[Data excerpts]

* begin *

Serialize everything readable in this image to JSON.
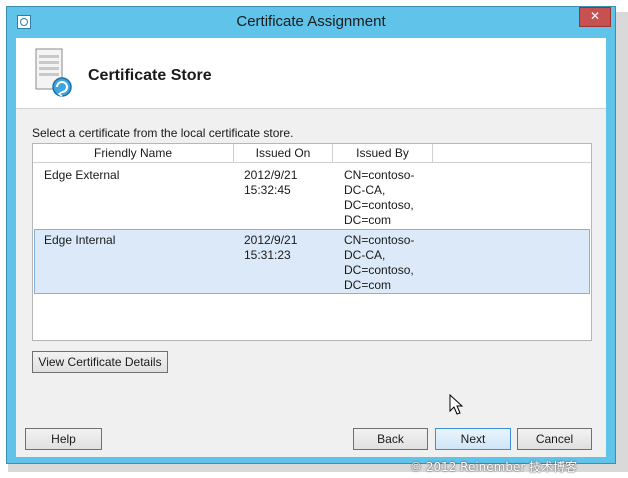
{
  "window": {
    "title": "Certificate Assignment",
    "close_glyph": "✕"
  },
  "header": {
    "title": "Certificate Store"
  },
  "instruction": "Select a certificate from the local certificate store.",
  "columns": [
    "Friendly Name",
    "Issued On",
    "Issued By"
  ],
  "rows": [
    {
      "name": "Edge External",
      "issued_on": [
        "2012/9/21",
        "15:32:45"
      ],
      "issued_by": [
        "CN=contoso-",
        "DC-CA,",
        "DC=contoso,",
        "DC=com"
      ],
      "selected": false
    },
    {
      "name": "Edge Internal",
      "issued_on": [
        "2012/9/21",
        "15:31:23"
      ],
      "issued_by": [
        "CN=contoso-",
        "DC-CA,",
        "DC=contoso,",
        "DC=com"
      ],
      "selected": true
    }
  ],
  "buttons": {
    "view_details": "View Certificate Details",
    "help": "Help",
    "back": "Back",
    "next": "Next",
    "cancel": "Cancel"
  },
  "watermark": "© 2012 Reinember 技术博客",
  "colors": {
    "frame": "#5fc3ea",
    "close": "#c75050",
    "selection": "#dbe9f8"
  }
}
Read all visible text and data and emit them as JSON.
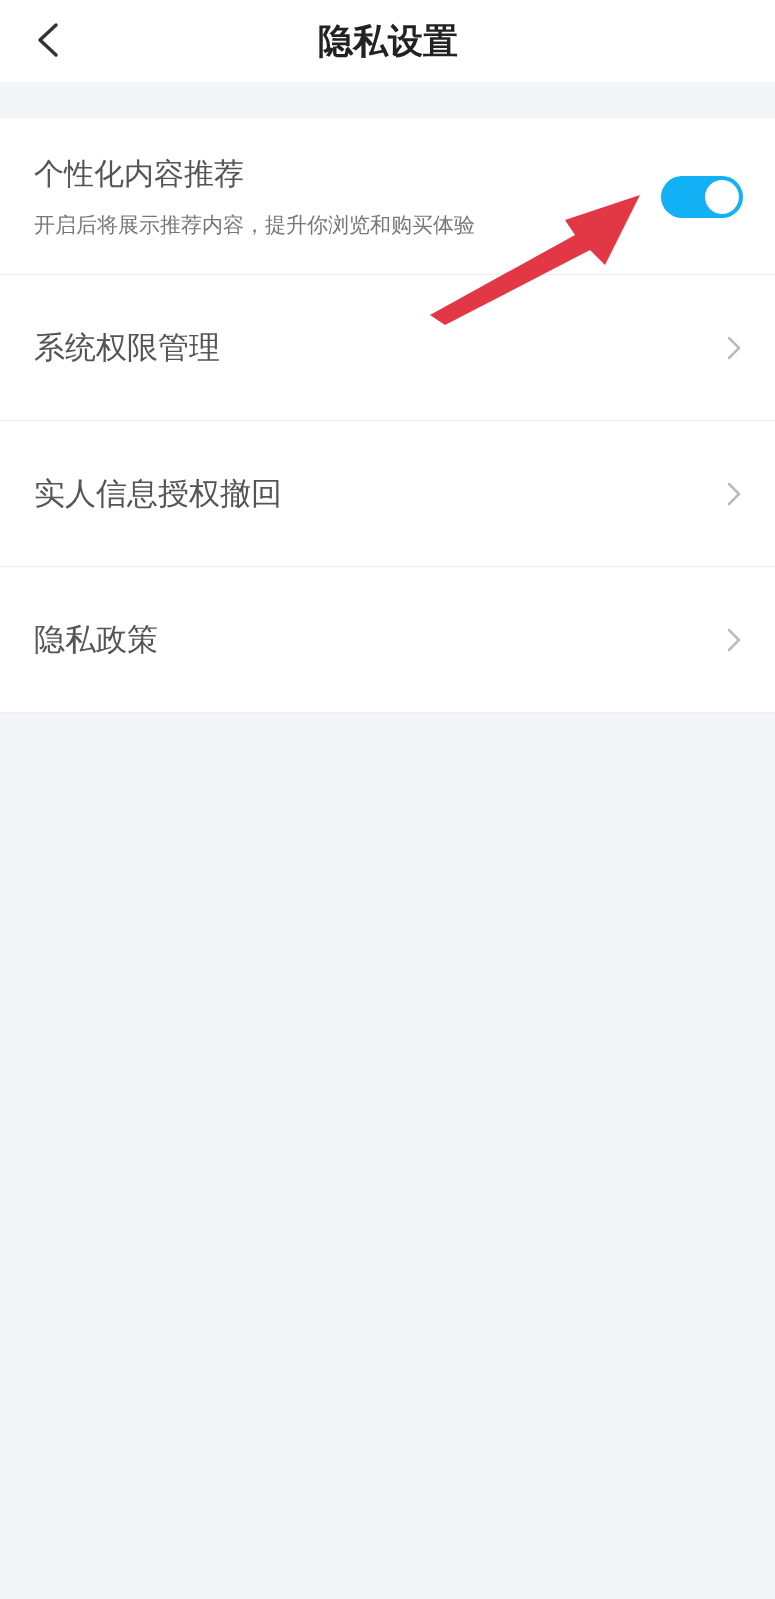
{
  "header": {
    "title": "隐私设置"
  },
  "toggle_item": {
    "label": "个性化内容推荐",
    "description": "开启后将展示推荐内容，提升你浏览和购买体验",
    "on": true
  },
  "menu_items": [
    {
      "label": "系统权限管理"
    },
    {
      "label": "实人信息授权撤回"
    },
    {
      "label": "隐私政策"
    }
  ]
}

* end *

### Required task
Without the pictures, write out the whole listing above exactly as it appears.

### Written answer
Serialize everything readable in this image to JSON.
{
  "window": {
    "title": "Certificate Assignment",
    "close_glyph": "✕"
  },
  "header": {
    "title": "Certificate Store"
  },
  "instruction": "Select a certificate from the local certificate store.",
  "columns": [
    "Friendly Name",
    "Issued On",
    "Issued By"
  ],
  "rows": [
    {
      "name": "Edge External",
      "issued_on": [
        "2012/9/21",
        "15:32:45"
      ],
      "issued_by": [
        "CN=contoso-",
        "DC-CA,",
        "DC=contoso,",
        "DC=com"
      ],
      "selected": false
    },
    {
      "name": "Edge Internal",
      "issued_on": [
        "2012/9/21",
        "15:31:23"
      ],
      "issued_by": [
        "CN=contoso-",
        "DC-CA,",
        "DC=contoso,",
        "DC=com"
      ],
      "selected": true
    }
  ],
  "buttons": {
    "view_details": "View Certificate Details",
    "help": "Help",
    "back": "Back",
    "next": "Next",
    "cancel": "Cancel"
  },
  "watermark": "© 2012 Reinember 技术博客",
  "colors": {
    "frame": "#5fc3ea",
    "close": "#c75050",
    "selection": "#dbe9f8"
  }
}
Read all visible text and data and emit them as JSON.
{
  "header": {
    "title": "隐私设置"
  },
  "toggle_item": {
    "label": "个性化内容推荐",
    "description": "开启后将展示推荐内容，提升你浏览和购买体验",
    "on": true
  },
  "menu_items": [
    {
      "label": "系统权限管理"
    },
    {
      "label": "实人信息授权撤回"
    },
    {
      "label": "隐私政策"
    }
  ]
}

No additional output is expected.